== Provided records

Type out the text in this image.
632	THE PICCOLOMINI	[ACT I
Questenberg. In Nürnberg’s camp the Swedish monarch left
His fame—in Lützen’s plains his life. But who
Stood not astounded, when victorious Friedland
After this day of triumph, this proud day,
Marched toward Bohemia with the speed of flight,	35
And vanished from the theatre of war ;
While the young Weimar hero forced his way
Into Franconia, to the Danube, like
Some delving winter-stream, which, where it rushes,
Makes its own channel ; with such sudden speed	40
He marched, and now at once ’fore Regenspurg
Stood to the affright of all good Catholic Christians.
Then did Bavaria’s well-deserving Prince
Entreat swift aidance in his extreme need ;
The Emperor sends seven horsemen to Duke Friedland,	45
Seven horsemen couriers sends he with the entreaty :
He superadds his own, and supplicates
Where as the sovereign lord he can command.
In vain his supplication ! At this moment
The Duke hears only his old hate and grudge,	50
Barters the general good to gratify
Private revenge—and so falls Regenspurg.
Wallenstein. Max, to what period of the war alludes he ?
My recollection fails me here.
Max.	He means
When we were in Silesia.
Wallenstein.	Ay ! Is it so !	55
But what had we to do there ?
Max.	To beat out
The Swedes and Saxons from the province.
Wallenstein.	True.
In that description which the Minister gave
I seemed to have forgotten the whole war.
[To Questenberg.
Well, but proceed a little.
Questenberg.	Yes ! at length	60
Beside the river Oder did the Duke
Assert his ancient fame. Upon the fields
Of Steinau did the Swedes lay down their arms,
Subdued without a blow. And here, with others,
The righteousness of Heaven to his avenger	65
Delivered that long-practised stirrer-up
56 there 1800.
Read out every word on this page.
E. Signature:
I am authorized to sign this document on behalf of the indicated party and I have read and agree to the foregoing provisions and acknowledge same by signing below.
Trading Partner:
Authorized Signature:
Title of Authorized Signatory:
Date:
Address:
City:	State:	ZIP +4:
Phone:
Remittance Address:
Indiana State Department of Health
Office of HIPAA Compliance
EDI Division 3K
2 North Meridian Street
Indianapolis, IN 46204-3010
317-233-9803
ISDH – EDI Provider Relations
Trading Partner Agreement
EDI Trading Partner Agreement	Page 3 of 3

====

Problem description: Starting at the line that contains "Read out every word on this page.", write out every line to the end of the entries, exactly as given.

Completed task:
Read out every word on this page.
E. Signature:
I am authorized to sign this document on behalf of the indicated party and I have read and agree to the foregoing provisions and acknowledge same by signing below.
Trading Partner:
Authorized Signature:
Title of Authorized Signatory:
Date:
Address:
City:	State:	ZIP +4:
Phone:
Remittance Address:
Indiana State Department of Health
Office of HIPAA Compliance
EDI Division 3K
2 North Meridian Street
Indianapolis, IN 46204-3010
317-233-9803
ISDH – EDI Provider Relations
Trading Partner Agreement
EDI Trading Partner Agreement	Page 3 of 3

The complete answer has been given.